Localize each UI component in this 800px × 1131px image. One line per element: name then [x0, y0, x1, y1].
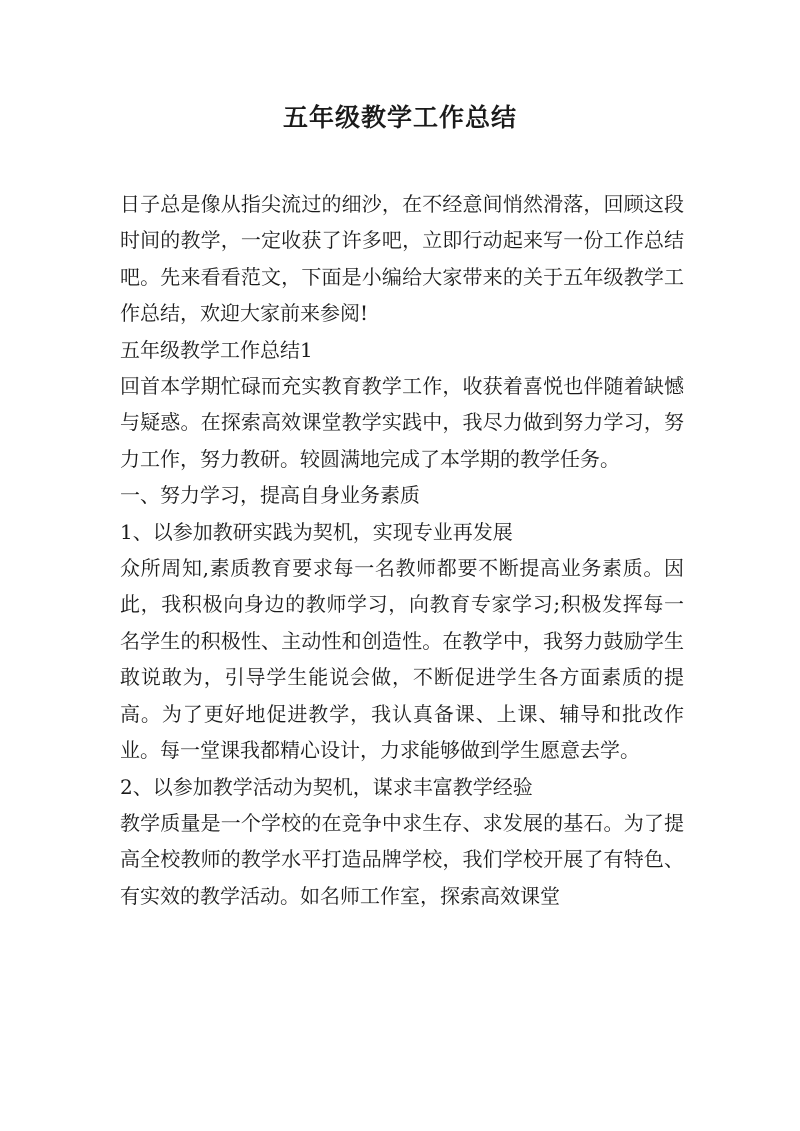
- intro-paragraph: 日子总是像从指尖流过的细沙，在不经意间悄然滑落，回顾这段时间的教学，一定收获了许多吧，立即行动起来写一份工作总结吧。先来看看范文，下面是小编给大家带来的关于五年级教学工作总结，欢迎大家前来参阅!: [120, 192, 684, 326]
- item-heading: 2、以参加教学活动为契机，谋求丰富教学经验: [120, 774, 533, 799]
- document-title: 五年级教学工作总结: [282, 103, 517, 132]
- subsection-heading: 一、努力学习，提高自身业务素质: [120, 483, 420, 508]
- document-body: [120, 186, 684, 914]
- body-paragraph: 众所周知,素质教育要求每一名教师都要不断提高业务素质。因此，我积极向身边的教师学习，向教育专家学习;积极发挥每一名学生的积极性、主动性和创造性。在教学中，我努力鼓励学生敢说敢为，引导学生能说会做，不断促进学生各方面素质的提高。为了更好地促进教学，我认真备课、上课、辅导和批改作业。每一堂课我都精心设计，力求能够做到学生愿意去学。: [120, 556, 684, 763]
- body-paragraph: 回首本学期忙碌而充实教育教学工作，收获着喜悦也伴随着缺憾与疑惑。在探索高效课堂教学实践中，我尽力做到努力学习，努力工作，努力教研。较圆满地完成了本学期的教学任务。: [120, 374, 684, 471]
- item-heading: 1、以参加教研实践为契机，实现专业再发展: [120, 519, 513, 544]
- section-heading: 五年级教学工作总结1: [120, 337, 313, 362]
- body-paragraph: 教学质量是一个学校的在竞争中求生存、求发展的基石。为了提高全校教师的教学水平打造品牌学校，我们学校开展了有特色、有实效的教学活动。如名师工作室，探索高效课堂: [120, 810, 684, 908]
****
REQUIREMENTS: Please find every line in the material above that contains the string "item" and copy each one.

RESULT OF THIS TASK:
- item-heading: 2、以参加教学活动为契机，谋求丰富教学经验: [120, 774, 533, 799]
- item-heading: 1、以参加教研实践为契机，实现专业再发展: [120, 519, 513, 544]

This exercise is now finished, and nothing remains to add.